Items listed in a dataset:

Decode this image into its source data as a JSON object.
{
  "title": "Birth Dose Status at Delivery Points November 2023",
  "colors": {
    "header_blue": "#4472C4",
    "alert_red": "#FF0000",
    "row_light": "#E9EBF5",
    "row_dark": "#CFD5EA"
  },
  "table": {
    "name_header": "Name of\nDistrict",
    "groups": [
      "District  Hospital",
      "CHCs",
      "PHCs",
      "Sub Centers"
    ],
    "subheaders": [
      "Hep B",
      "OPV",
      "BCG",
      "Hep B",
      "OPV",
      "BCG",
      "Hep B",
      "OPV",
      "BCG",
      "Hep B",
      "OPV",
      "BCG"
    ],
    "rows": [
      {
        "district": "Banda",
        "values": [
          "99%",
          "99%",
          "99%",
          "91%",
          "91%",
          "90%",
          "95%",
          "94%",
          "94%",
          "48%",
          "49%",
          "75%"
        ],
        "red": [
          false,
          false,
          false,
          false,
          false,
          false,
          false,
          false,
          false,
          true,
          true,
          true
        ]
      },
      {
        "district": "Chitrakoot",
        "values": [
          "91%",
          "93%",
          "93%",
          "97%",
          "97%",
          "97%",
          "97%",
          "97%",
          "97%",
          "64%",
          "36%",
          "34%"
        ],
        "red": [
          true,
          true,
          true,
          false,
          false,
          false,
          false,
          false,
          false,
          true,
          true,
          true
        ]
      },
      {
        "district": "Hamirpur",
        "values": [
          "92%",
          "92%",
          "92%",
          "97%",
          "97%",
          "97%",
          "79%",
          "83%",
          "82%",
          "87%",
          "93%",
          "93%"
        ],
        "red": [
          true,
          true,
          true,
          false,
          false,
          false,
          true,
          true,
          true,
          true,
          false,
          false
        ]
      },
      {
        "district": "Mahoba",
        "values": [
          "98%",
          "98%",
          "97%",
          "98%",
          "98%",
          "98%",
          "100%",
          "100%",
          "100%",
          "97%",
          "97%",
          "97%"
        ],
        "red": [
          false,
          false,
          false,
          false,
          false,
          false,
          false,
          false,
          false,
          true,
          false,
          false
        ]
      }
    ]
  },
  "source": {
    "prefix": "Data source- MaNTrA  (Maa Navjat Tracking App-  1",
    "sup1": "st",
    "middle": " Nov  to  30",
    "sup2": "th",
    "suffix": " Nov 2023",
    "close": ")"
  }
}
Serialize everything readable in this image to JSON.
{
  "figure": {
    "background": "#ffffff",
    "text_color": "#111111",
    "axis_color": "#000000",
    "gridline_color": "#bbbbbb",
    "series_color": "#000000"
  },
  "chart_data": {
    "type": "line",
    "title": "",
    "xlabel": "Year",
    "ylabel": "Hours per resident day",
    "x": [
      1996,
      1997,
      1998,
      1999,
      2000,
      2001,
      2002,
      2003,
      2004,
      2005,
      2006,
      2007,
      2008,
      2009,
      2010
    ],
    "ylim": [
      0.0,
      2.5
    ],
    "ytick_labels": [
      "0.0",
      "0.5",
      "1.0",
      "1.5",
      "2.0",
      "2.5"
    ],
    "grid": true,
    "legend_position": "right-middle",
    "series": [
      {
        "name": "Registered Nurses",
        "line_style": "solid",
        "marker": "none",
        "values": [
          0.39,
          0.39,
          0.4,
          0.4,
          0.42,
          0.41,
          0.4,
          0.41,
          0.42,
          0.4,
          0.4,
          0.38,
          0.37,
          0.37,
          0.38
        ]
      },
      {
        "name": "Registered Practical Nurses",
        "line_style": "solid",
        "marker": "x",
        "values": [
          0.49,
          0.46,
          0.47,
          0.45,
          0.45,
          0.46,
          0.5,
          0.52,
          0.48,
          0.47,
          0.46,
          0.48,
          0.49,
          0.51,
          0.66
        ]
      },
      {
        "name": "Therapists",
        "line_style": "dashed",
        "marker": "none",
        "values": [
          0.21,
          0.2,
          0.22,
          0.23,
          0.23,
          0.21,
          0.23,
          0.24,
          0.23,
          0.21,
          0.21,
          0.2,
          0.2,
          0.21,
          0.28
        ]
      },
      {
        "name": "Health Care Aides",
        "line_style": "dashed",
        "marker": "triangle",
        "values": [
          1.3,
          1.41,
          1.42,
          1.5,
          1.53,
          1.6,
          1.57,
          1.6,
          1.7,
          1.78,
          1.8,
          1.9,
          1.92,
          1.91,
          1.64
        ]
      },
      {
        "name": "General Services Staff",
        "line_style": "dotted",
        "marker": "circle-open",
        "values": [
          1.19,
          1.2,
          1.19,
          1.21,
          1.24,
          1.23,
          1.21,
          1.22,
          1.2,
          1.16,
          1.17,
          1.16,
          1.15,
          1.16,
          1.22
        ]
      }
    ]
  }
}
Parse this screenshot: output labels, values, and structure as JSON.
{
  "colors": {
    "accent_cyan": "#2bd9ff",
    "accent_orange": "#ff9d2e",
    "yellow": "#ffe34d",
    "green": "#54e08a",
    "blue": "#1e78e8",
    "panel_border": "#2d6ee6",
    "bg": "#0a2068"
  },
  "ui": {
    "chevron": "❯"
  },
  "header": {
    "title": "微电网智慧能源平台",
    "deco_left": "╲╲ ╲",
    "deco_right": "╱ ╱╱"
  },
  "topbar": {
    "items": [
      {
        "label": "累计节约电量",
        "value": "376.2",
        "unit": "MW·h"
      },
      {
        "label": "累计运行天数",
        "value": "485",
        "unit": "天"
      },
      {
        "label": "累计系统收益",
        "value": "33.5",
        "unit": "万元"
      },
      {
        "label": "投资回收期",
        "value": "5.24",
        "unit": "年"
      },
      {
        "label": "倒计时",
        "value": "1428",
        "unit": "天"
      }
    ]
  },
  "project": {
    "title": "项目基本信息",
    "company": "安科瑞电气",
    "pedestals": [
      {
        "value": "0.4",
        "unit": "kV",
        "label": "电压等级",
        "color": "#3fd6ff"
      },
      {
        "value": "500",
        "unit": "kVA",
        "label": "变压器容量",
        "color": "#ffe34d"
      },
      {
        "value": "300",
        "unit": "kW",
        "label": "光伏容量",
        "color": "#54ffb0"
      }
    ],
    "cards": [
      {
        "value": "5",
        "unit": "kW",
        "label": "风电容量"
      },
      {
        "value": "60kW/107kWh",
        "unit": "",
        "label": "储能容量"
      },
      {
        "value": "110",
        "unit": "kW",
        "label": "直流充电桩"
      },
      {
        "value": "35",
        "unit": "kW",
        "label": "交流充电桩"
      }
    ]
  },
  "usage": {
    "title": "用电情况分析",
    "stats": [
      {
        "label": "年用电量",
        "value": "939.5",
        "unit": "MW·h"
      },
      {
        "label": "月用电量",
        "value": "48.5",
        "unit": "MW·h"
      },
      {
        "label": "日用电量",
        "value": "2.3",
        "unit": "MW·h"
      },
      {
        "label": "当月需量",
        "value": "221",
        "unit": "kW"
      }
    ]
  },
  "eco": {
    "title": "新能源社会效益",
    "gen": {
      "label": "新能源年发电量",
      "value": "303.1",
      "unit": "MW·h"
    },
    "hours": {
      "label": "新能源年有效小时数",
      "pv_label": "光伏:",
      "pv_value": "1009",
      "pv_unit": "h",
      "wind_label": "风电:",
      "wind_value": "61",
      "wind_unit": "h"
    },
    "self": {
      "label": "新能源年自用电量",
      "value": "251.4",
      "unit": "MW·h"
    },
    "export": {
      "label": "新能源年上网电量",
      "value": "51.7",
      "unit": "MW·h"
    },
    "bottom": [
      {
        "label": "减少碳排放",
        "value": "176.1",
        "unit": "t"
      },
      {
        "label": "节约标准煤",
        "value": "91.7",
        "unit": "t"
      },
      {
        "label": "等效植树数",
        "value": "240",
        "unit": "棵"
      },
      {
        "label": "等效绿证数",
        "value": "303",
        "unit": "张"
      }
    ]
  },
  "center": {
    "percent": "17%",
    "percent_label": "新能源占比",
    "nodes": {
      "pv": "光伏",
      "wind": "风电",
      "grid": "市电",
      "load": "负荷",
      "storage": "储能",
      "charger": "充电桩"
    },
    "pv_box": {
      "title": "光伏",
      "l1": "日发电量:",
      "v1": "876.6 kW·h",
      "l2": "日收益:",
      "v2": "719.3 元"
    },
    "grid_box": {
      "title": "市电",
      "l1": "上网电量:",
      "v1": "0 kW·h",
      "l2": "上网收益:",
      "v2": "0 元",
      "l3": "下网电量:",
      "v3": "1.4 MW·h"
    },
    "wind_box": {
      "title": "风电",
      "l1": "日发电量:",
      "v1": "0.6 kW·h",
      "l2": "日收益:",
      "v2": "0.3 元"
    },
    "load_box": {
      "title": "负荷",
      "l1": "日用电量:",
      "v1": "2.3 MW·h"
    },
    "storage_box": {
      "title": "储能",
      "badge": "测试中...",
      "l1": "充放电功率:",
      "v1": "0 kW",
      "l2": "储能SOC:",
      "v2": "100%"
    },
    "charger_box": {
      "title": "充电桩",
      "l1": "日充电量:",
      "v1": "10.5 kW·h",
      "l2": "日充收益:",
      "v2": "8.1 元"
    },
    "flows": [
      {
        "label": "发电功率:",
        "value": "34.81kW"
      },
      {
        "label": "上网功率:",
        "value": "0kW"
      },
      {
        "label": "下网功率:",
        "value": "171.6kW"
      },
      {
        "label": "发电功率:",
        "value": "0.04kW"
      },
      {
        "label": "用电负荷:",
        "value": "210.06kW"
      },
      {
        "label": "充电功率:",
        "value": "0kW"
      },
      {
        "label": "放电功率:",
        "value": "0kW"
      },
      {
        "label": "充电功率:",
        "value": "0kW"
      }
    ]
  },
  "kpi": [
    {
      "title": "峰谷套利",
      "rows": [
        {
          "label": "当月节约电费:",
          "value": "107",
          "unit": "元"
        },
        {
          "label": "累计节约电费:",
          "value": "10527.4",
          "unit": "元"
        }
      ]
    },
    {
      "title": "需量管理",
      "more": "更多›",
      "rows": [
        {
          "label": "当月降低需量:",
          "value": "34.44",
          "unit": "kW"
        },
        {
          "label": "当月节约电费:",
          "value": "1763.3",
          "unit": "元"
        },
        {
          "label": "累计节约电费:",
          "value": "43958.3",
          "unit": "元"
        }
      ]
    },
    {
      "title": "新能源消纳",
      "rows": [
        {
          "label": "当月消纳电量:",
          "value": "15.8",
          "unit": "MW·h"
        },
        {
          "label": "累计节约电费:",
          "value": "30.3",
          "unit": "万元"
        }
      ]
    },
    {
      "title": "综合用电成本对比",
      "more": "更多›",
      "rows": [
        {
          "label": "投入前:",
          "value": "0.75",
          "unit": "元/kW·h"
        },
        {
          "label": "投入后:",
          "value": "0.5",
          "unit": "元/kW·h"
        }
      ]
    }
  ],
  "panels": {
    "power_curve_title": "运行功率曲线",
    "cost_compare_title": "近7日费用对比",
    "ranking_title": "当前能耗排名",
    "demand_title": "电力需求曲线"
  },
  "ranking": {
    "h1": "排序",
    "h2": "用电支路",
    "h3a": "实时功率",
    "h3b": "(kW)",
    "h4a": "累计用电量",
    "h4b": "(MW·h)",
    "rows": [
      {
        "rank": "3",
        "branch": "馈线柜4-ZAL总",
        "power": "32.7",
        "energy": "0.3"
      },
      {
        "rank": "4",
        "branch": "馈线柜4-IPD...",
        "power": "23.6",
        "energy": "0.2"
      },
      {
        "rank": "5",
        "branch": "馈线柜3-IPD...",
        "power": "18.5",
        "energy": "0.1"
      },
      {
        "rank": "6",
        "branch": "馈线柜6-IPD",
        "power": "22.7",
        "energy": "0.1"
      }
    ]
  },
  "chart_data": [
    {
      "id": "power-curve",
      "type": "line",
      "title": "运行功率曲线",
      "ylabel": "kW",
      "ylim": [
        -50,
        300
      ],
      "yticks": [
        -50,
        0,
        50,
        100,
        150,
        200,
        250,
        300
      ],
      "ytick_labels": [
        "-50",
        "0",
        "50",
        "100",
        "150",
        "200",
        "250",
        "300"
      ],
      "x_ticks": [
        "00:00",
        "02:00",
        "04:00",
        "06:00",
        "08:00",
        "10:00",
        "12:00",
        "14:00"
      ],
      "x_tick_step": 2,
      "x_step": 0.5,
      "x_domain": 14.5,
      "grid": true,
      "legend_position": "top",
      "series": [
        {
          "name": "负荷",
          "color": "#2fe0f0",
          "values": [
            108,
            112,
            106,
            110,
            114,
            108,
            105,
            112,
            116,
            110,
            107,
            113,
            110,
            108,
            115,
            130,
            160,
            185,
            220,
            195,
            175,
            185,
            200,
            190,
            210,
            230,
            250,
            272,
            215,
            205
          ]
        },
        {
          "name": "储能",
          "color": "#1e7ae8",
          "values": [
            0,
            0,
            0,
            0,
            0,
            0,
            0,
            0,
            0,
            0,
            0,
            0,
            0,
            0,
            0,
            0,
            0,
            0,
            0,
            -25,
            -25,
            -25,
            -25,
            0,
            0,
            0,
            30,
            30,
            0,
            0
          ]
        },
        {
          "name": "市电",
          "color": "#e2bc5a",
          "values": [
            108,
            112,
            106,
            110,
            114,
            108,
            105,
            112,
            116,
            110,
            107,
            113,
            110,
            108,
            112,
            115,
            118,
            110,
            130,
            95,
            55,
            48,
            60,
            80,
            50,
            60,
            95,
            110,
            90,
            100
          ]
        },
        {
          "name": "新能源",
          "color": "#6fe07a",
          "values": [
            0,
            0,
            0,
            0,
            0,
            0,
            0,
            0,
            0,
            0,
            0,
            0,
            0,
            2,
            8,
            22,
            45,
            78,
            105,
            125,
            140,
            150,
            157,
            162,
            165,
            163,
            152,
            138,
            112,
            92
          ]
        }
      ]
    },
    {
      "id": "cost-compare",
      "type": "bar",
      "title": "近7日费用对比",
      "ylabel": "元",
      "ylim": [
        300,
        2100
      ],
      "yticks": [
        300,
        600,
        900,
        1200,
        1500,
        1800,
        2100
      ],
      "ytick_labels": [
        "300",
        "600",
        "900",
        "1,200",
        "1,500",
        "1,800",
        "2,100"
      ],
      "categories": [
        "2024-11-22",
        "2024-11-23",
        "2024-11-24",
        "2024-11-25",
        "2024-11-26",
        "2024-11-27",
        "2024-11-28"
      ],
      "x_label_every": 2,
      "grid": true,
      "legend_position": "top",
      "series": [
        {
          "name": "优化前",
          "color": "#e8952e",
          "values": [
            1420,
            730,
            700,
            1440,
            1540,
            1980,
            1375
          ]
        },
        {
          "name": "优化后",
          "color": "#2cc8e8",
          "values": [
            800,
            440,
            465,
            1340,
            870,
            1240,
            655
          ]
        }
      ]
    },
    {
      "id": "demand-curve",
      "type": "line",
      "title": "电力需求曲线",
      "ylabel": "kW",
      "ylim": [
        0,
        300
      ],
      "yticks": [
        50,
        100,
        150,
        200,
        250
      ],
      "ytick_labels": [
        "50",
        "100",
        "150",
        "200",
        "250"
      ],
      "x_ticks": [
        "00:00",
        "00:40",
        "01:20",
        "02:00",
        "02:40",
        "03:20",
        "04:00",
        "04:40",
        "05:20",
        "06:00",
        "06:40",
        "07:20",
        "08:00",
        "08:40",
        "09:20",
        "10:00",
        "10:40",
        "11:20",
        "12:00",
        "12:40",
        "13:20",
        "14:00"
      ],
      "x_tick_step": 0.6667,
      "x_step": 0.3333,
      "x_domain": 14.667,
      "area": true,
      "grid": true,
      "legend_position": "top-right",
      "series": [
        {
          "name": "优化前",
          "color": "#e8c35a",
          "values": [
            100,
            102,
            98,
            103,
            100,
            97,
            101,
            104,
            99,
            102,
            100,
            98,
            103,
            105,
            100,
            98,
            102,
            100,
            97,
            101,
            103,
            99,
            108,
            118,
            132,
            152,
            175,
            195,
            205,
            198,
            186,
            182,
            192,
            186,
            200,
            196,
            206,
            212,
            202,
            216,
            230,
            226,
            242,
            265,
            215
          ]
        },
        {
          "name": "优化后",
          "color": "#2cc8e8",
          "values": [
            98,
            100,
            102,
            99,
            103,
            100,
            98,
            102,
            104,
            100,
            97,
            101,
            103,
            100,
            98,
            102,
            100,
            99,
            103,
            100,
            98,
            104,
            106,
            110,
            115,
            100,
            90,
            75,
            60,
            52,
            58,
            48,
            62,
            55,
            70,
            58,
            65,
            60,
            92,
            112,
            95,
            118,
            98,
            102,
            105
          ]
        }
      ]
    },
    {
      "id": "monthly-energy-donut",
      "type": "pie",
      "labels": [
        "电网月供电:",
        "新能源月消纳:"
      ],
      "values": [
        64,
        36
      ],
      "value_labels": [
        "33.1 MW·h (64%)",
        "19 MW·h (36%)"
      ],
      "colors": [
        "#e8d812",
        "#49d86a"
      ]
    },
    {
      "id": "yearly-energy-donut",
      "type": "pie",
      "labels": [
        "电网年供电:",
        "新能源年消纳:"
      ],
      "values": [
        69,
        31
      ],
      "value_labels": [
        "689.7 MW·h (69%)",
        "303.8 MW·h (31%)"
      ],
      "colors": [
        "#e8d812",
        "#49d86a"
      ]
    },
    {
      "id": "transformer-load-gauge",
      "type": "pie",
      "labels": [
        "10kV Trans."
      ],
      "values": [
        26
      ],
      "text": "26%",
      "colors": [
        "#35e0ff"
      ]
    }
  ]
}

WORK TO DO -
Return all lines of the material above in which the word "branch" occurs.

EXPECTED OUTPUT -
        "branch": "馈线柜4-ZAL总",
        "branch": "馈线柜4-IPD...",
        "branch": "馈线柜3-IPD...",
        "branch": "馈线柜6-IPD",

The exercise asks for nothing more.